- _Provided data_:
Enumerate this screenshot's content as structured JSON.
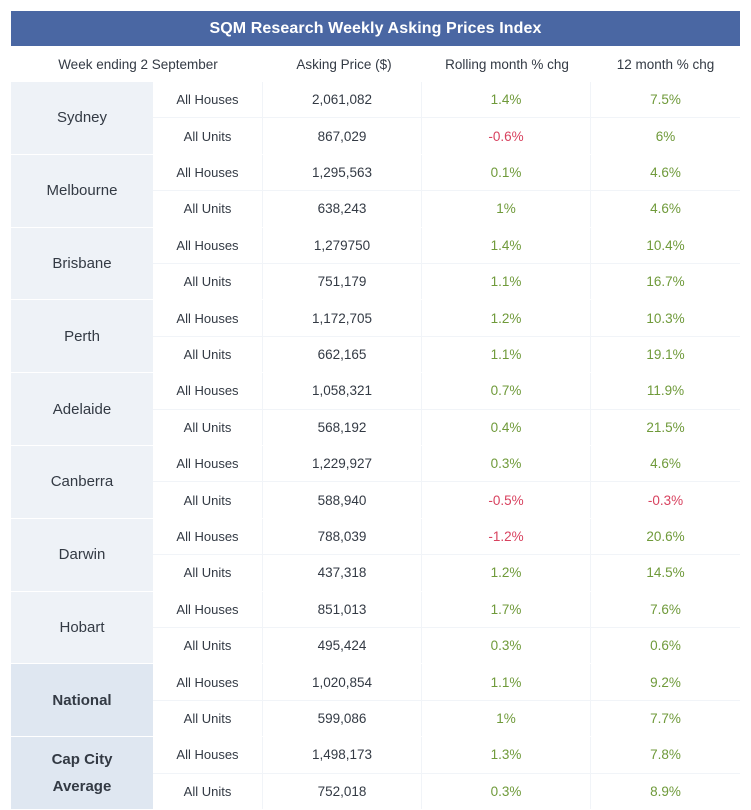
{
  "title": "SQM Research Weekly Asking Prices Index",
  "headers": {
    "week": "Week ending 2 September",
    "price": "Asking Price ($)",
    "month": "Rolling month % chg",
    "year": "12 month % chg"
  },
  "colors": {
    "header_bg": "#4a67a3",
    "positive": "#6f9a3a",
    "negative": "#d8425f"
  },
  "cities": [
    {
      "name": "Sydney",
      "rows": [
        {
          "type": "All Houses",
          "price": "2,061,082",
          "month": "1.4%",
          "year": "7.5%"
        },
        {
          "type": "All Units",
          "price": "867,029",
          "month": "-0.6%",
          "year": "6%"
        }
      ]
    },
    {
      "name": "Melbourne",
      "rows": [
        {
          "type": "All Houses",
          "price": "1,295,563",
          "month": "0.1%",
          "year": "4.6%"
        },
        {
          "type": "All Units",
          "price": "638,243",
          "month": "1%",
          "year": "4.6%"
        }
      ]
    },
    {
      "name": "Brisbane",
      "rows": [
        {
          "type": "All Houses",
          "price": "1,279750",
          "month": "1.4%",
          "year": "10.4%"
        },
        {
          "type": "All Units",
          "price": "751,179",
          "month": "1.1%",
          "year": "16.7%"
        }
      ]
    },
    {
      "name": "Perth",
      "rows": [
        {
          "type": "All Houses",
          "price": "1,172,705",
          "month": "1.2%",
          "year": "10.3%"
        },
        {
          "type": "All Units",
          "price": "662,165",
          "month": "1.1%",
          "year": "19.1%"
        }
      ]
    },
    {
      "name": "Adelaide",
      "rows": [
        {
          "type": "All Houses",
          "price": "1,058,321",
          "month": "0.7%",
          "year": "11.9%"
        },
        {
          "type": "All Units",
          "price": "568,192",
          "month": "0.4%",
          "year": "21.5%"
        }
      ]
    },
    {
      "name": "Canberra",
      "rows": [
        {
          "type": "All Houses",
          "price": "1,229,927",
          "month": "0.3%",
          "year": "4.6%"
        },
        {
          "type": "All Units",
          "price": "588,940",
          "month": "-0.5%",
          "year": "-0.3%"
        }
      ]
    },
    {
      "name": "Darwin",
      "rows": [
        {
          "type": "All Houses",
          "price": "788,039",
          "month": "-1.2%",
          "year": "20.6%"
        },
        {
          "type": "All Units",
          "price": "437,318",
          "month": "1.2%",
          "year": "14.5%"
        }
      ]
    },
    {
      "name": "Hobart",
      "rows": [
        {
          "type": "All Houses",
          "price": "851,013",
          "month": "1.7%",
          "year": "7.6%"
        },
        {
          "type": "All Units",
          "price": "495,424",
          "month": "0.3%",
          "year": "0.6%"
        }
      ]
    },
    {
      "name": "National",
      "rows": [
        {
          "type": "All Houses",
          "price": "1,020,854",
          "month": "1.1%",
          "year": "9.2%"
        },
        {
          "type": "All Units",
          "price": "599,086",
          "month": "1%",
          "year": "7.7%"
        }
      ]
    },
    {
      "name": "Cap City\nAverage",
      "rows": [
        {
          "type": "All Houses",
          "price": "1,498,173",
          "month": "1.3%",
          "year": "7.8%"
        },
        {
          "type": "All Units",
          "price": "752,018",
          "month": "0.3%",
          "year": "8.9%"
        }
      ]
    }
  ]
}
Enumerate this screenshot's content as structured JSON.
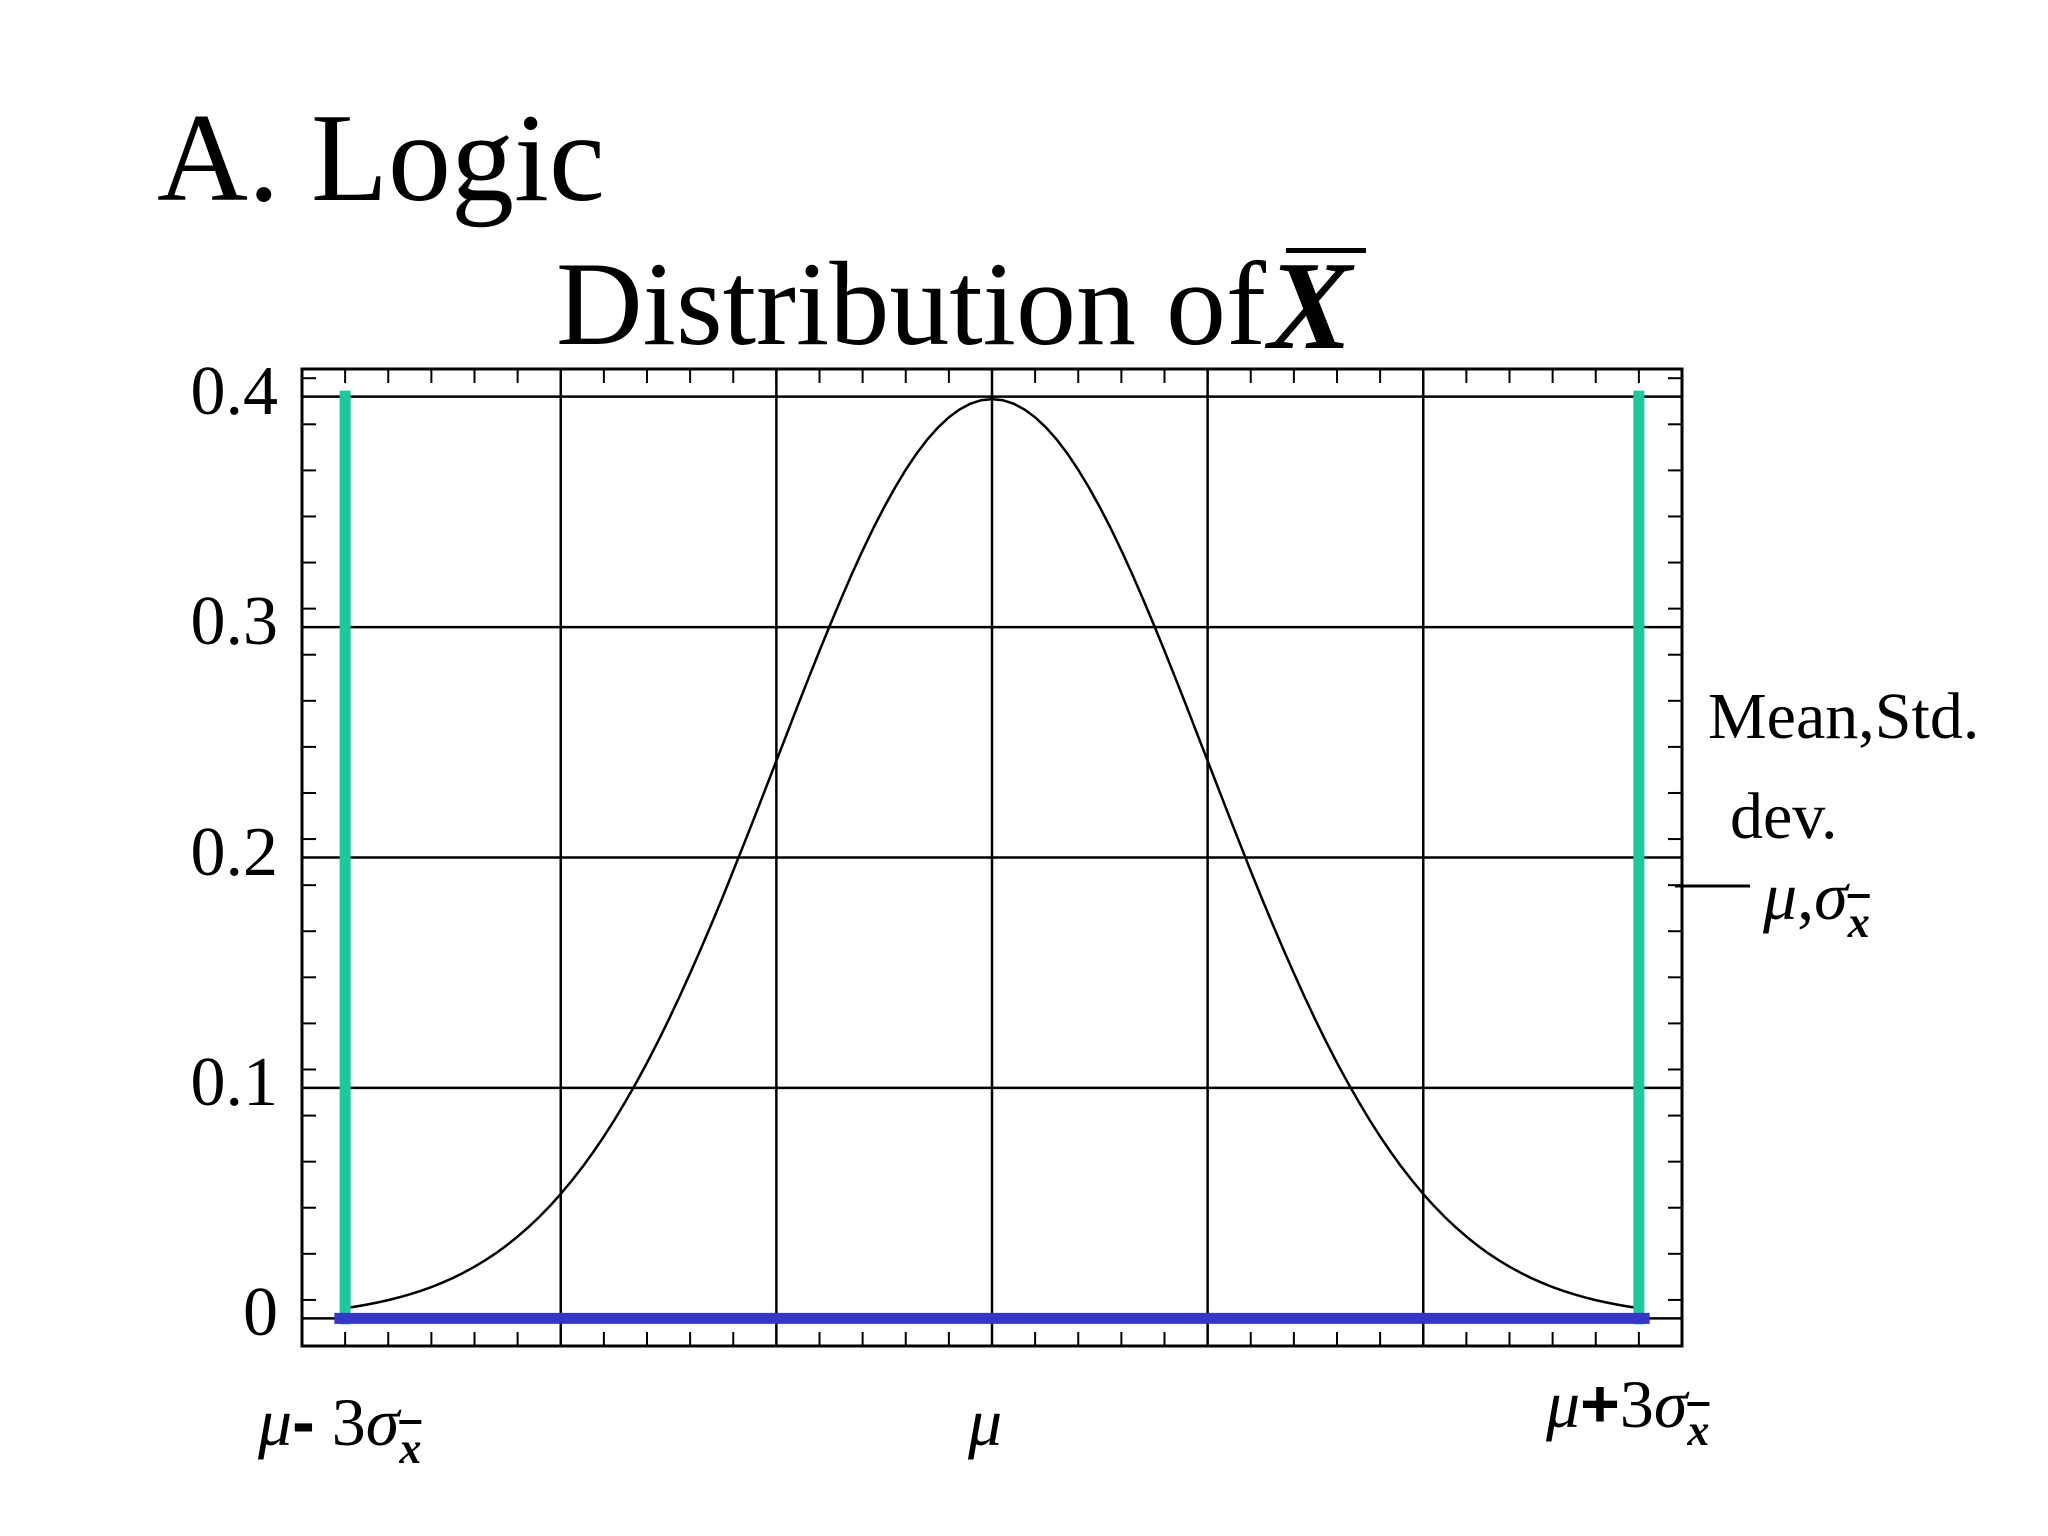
{
  "slide": {
    "title": "A. Logic"
  },
  "chart_data": {
    "type": "line",
    "title": "Distribution of X̄",
    "title_text": "Distribution of",
    "title_symbol": "X",
    "xlabel": "",
    "ylabel": "",
    "xlim": [
      -3.2,
      3.2
    ],
    "ylim": [
      -0.012,
      0.412
    ],
    "grid": true,
    "y_ticks": [
      0,
      0.1,
      0.2,
      0.3,
      0.4
    ],
    "y_tick_labels": [
      "0",
      "0.1",
      "0.2",
      "0.3",
      "0.4"
    ],
    "x_gridlines": [
      -2,
      -1,
      0,
      1,
      2
    ],
    "x_tick_labels": [
      {
        "x": -3,
        "mu": "μ",
        "op": "-",
        "coef": " 3",
        "sigma": "σ",
        "sub": "x"
      },
      {
        "x": 0,
        "mu": "μ",
        "op": "",
        "coef": "",
        "sigma": "",
        "sub": ""
      },
      {
        "x": 3,
        "mu": "μ",
        "op": "+",
        "coef": "3",
        "sigma": "σ",
        "sub": "x"
      }
    ],
    "series": [
      {
        "type": "curve",
        "color": "#000000",
        "x": [
          -3.0,
          -2.5,
          -2.0,
          -1.5,
          -1.0,
          -0.5,
          0.0,
          0.5,
          1.0,
          1.5,
          2.0,
          2.5,
          3.0
        ],
        "y": [
          0.0044,
          0.0175,
          0.054,
          0.1295,
          0.242,
          0.3521,
          0.3989,
          0.3521,
          0.242,
          0.1295,
          0.054,
          0.0175,
          0.0044
        ]
      }
    ],
    "bounds": {
      "color": "#1dc89a",
      "x": [
        -3,
        3
      ],
      "y_top": 0.4
    },
    "baseline": {
      "color": "#3535c6",
      "y": 0,
      "x_range": [
        -3.05,
        3.05
      ]
    },
    "legend": {
      "placement": "right",
      "heading_line1": "Mean,Std.",
      "heading_line2": "dev.",
      "entry_mu": "μ",
      "entry_sep": ",",
      "entry_sigma": "σ",
      "entry_sub": "x"
    }
  }
}
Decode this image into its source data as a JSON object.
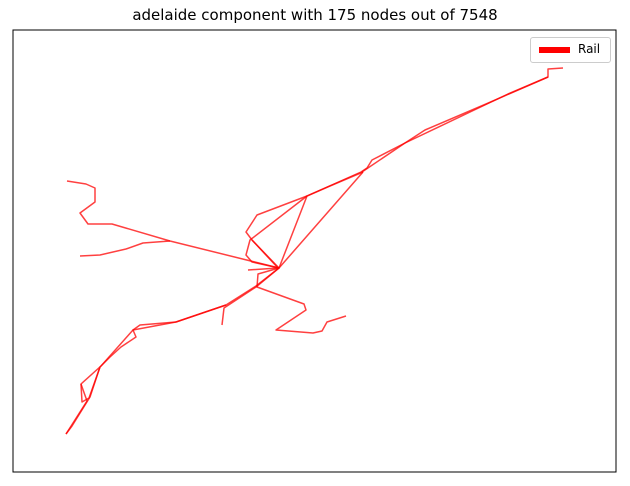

- _Task directions_:
Your answer should be only the number of lines that hold the word "Distribution".

- _Answer to the task_:
2